====== DATASET EXCERPTS ======

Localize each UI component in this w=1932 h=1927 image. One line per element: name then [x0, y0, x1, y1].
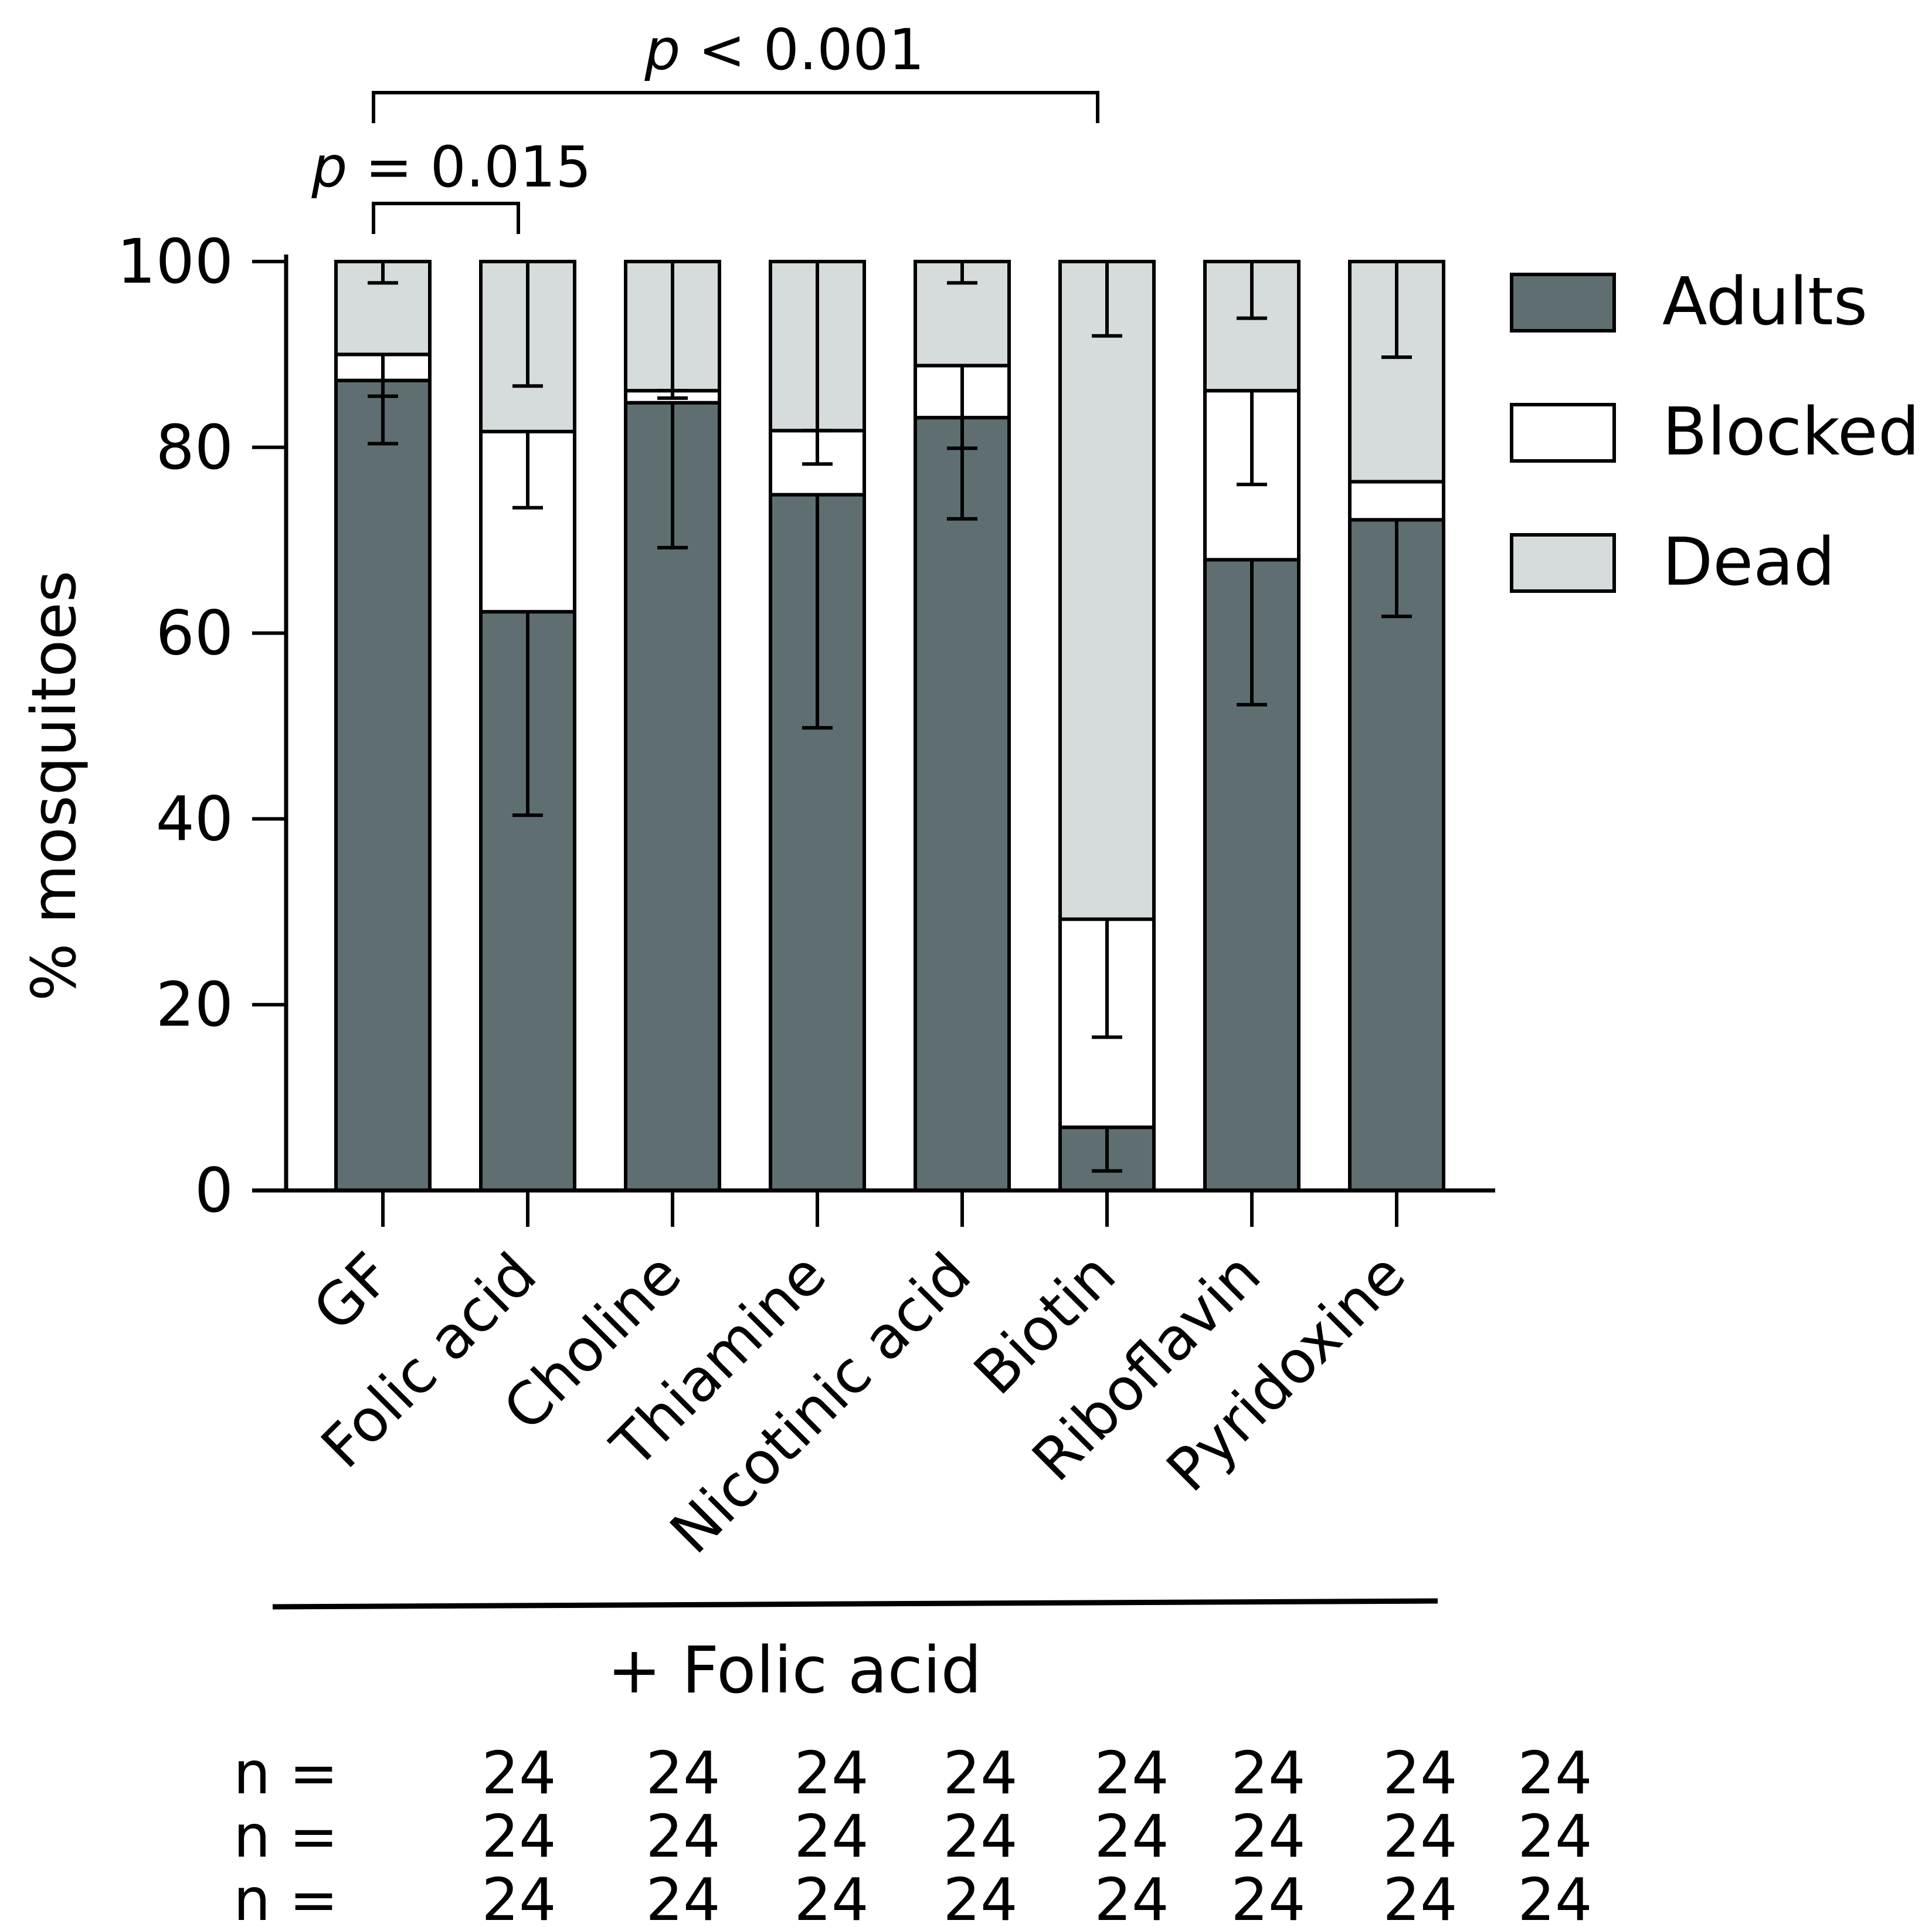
bar-folic-acid-blocked	[479, 429, 576, 614]
bar-biotin-dead	[1058, 260, 1156, 921]
error-bar-riboflavin-dead	[1237, 262, 1267, 320]
bracket-label: p < 0.001	[644, 17, 924, 83]
bracket-line	[372, 202, 520, 234]
legend-swatch	[1510, 533, 1616, 593]
error-bar-choline-dead	[657, 262, 688, 393]
n-value: 24	[481, 1802, 556, 1871]
y-tick-label: 40	[156, 783, 233, 854]
error-bar-biotin-blocked	[1092, 919, 1122, 1039]
legend-swatch	[1510, 273, 1616, 333]
n-value: 24	[1383, 1802, 1457, 1871]
legend-label: Adults	[1662, 264, 1868, 340]
n-prefix: n =	[233, 1802, 338, 1871]
error-bars-layer	[368, 262, 1412, 1173]
n-value: 24	[481, 1865, 556, 1927]
error-bar-gf-dead	[368, 262, 398, 285]
bar-nicotinic-acid-adults	[914, 416, 1011, 1192]
n-value: 24	[646, 1802, 720, 1871]
error-bar-nicotinic-acid-dead	[947, 262, 977, 285]
p-symbol: p	[311, 134, 347, 200]
y-axis-label: % mosquitoes	[18, 571, 90, 1001]
error-bar-folic-acid-dead	[512, 262, 543, 388]
error-bar-biotin-adults	[1092, 1127, 1122, 1173]
y-tick-label: 20	[156, 969, 233, 1040]
group-line	[272, 1598, 1438, 1610]
error-bar-thiamine-adults	[802, 494, 833, 730]
n-value: 24	[943, 1739, 1017, 1807]
n-value: 24	[1383, 1865, 1457, 1927]
n-row-3: n = 24 24 24 24 24 24 24 24	[233, 1865, 1593, 1927]
legend-item-blocked: Blocked	[1510, 394, 1920, 470]
error-bar-pyridoxine-dead	[1381, 262, 1412, 359]
legend-label: Blocked	[1662, 394, 1920, 470]
n-value: 24	[1517, 1739, 1592, 1807]
n-value: 24	[1094, 1802, 1169, 1871]
n-value: 24	[943, 1865, 1017, 1927]
n-value: 24	[794, 1802, 868, 1871]
error-bar-folic-acid-adults	[512, 612, 543, 817]
n-value: 24	[1383, 1739, 1457, 1807]
n-row-1: n = 24 24 24 24 24 24 24 24	[233, 1739, 1593, 1807]
p-symbol: p	[644, 17, 680, 83]
n-row-2: n = 24 24 24 24 24 24 24 24	[233, 1802, 1593, 1871]
bracket-bracket-gf-biotin: p < 0.001	[372, 17, 1099, 123]
error-bar-riboflavin-blocked	[1237, 391, 1267, 487]
n-value: 24	[1517, 1865, 1592, 1927]
error-bar-biotin-dead	[1092, 262, 1122, 338]
legend: Adults Blocked Dead	[1510, 264, 1920, 601]
y-tick-label: 0	[195, 1155, 233, 1226]
n-value: 24	[646, 1739, 720, 1807]
y-tick-label: 60	[156, 598, 233, 669]
n-value: 24	[794, 1865, 868, 1927]
n-value: 24	[794, 1739, 868, 1807]
error-bar-riboflavin-adults	[1237, 559, 1267, 707]
bar-gf-adults	[334, 378, 432, 1193]
error-bar-gf-blocked	[368, 354, 398, 398]
legend-item-adults: Adults	[1510, 264, 1868, 340]
error-bar-thiamine-blocked	[802, 430, 833, 466]
error-bar-nicotinic-acid-blocked	[947, 365, 977, 450]
bracket-label: p = 0.015	[311, 134, 591, 200]
n-prefix: n =	[233, 1739, 338, 1807]
p-value: = 0.015	[347, 134, 591, 200]
n-value: 24	[943, 1802, 1017, 1871]
n-value: 24	[1517, 1802, 1592, 1871]
n-value: 24	[1231, 1865, 1305, 1927]
legend-label: Dead	[1662, 524, 1835, 601]
p-value: < 0.001	[680, 17, 924, 83]
bar-pyridoxine-blocked	[1348, 480, 1445, 522]
error-bar-folic-acid-blocked	[512, 431, 543, 510]
n-value: 24	[1094, 1865, 1169, 1927]
error-bar-pyridoxine-adults	[1381, 520, 1412, 619]
legend-item-dead: Dead	[1510, 524, 1835, 601]
y-tick-label: 80	[156, 412, 233, 483]
y-tick-label: 100	[117, 226, 233, 297]
n-value: 24	[1231, 1802, 1305, 1871]
x-tick-label-gf: GF	[300, 1240, 405, 1344]
error-bar-choline-adults	[657, 402, 688, 549]
n-value: 24	[646, 1865, 720, 1927]
error-bar-thiamine-dead	[802, 262, 833, 433]
n-value: 24	[481, 1739, 556, 1807]
group-label: + Folic acid	[607, 1633, 982, 1708]
legend-swatch	[1510, 403, 1616, 463]
bar-pyridoxine-adults	[1348, 518, 1445, 1192]
bracket-line	[372, 91, 1099, 123]
bracket-bracket-gf-folic: p = 0.015	[311, 134, 592, 234]
n-prefix: n =	[233, 1865, 338, 1927]
bars-layer	[334, 260, 1445, 1193]
n-value: 24	[1094, 1739, 1169, 1807]
n-value: 24	[1231, 1739, 1305, 1807]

======

#### WHAT TO PRODUCE:
Write out all of the items above word for word, leaving the picture out.

#### ANSWER FOR THE TASK:
Localize each UI component in this w=1932 h=1927 image. One line per element: name then [x0, y0, x1, y1].
bar-folic-acid-blocked	[479, 429, 576, 614]
bar-biotin-dead	[1058, 260, 1156, 921]
error-bar-riboflavin-dead	[1237, 262, 1267, 320]
bracket-label: p < 0.001	[644, 17, 924, 83]
bracket-line	[372, 202, 520, 234]
legend-swatch	[1510, 533, 1616, 593]
error-bar-choline-dead	[657, 262, 688, 393]
n-value: 24	[481, 1802, 556, 1871]
y-tick-label: 40	[156, 783, 233, 854]
error-bar-biotin-blocked	[1092, 919, 1122, 1039]
legend-swatch	[1510, 273, 1616, 333]
n-value: 24	[1383, 1802, 1457, 1871]
legend-label: Adults	[1662, 264, 1868, 340]
n-prefix: n =	[233, 1802, 338, 1871]
error-bars-layer	[368, 262, 1412, 1173]
n-value: 24	[481, 1865, 556, 1927]
error-bar-gf-dead	[368, 262, 398, 285]
bar-nicotinic-acid-adults	[914, 416, 1011, 1192]
n-value: 24	[646, 1802, 720, 1871]
error-bar-nicotinic-acid-dead	[947, 262, 977, 285]
p-symbol: p	[311, 134, 347, 200]
y-axis-label: % mosquitoes	[18, 571, 90, 1001]
error-bar-folic-acid-dead	[512, 262, 543, 388]
error-bar-biotin-adults	[1092, 1127, 1122, 1173]
y-tick-label: 20	[156, 969, 233, 1040]
group-line	[272, 1598, 1438, 1610]
error-bar-thiamine-adults	[802, 494, 833, 730]
n-value: 24	[943, 1739, 1017, 1807]
n-value: 24	[1383, 1865, 1457, 1927]
n-row-3: n = 24 24 24 24 24 24 24 24	[233, 1865, 1593, 1927]
legend-item-blocked: Blocked	[1510, 394, 1920, 470]
error-bar-pyridoxine-dead	[1381, 262, 1412, 359]
legend-label: Blocked	[1662, 394, 1920, 470]
n-value: 24	[1517, 1739, 1592, 1807]
n-value: 24	[1094, 1802, 1169, 1871]
n-value: 24	[943, 1865, 1017, 1927]
n-value: 24	[794, 1802, 868, 1871]
error-bar-folic-acid-adults	[512, 612, 543, 817]
n-value: 24	[1383, 1739, 1457, 1807]
n-row-1: n = 24 24 24 24 24 24 24 24	[233, 1739, 1593, 1807]
p-symbol: p	[644, 17, 680, 83]
n-row-2: n = 24 24 24 24 24 24 24 24	[233, 1802, 1593, 1871]
bracket-bracket-gf-biotin: p < 0.001	[372, 17, 1099, 123]
error-bar-riboflavin-blocked	[1237, 391, 1267, 487]
n-value: 24	[1517, 1865, 1592, 1927]
error-bar-biotin-dead	[1092, 262, 1122, 338]
legend: Adults Blocked Dead	[1510, 264, 1920, 601]
y-tick-label: 0	[195, 1155, 233, 1226]
n-value: 24	[646, 1739, 720, 1807]
y-tick-label: 60	[156, 598, 233, 669]
n-value: 24	[794, 1865, 868, 1927]
n-value: 24	[794, 1739, 868, 1807]
error-bar-riboflavin-adults	[1237, 559, 1267, 707]
bar-gf-adults	[334, 378, 432, 1193]
error-bar-gf-blocked	[368, 354, 398, 398]
legend-item-adults: Adults	[1510, 264, 1868, 340]
error-bar-thiamine-blocked	[802, 430, 833, 466]
error-bar-nicotinic-acid-blocked	[947, 365, 977, 450]
bracket-label: p = 0.015	[311, 134, 591, 200]
n-prefix: n =	[233, 1739, 338, 1807]
p-value: = 0.015	[347, 134, 591, 200]
n-value: 24	[943, 1802, 1017, 1871]
n-value: 24	[1517, 1802, 1592, 1871]
n-value: 24	[1231, 1865, 1305, 1927]
legend-label: Dead	[1662, 524, 1835, 601]
p-value: < 0.001	[680, 17, 924, 83]
bar-pyridoxine-blocked	[1348, 480, 1445, 522]
error-bar-folic-acid-blocked	[512, 431, 543, 510]
n-value: 24	[1094, 1865, 1169, 1927]
error-bar-pyridoxine-adults	[1381, 520, 1412, 619]
legend-item-dead: Dead	[1510, 524, 1835, 601]
y-tick-label: 80	[156, 412, 233, 483]
y-tick-label: 100	[117, 226, 233, 297]
n-value: 24	[1231, 1802, 1305, 1871]
x-tick-label-gf: GF	[300, 1240, 405, 1344]
error-bar-choline-adults	[657, 402, 688, 549]
n-value: 24	[646, 1865, 720, 1927]
error-bar-thiamine-dead	[802, 262, 833, 433]
n-value: 24	[481, 1739, 556, 1807]
group-label: + Folic acid	[607, 1633, 982, 1708]
legend-swatch	[1510, 403, 1616, 463]
bar-pyridoxine-adults	[1348, 518, 1445, 1192]
bracket-line	[372, 91, 1099, 123]
bracket-bracket-gf-folic: p = 0.015	[311, 134, 592, 234]
n-prefix: n =	[233, 1865, 338, 1927]
bars-layer	[334, 260, 1445, 1193]
n-value: 24	[1094, 1739, 1169, 1807]
n-value: 24	[1231, 1739, 1305, 1807]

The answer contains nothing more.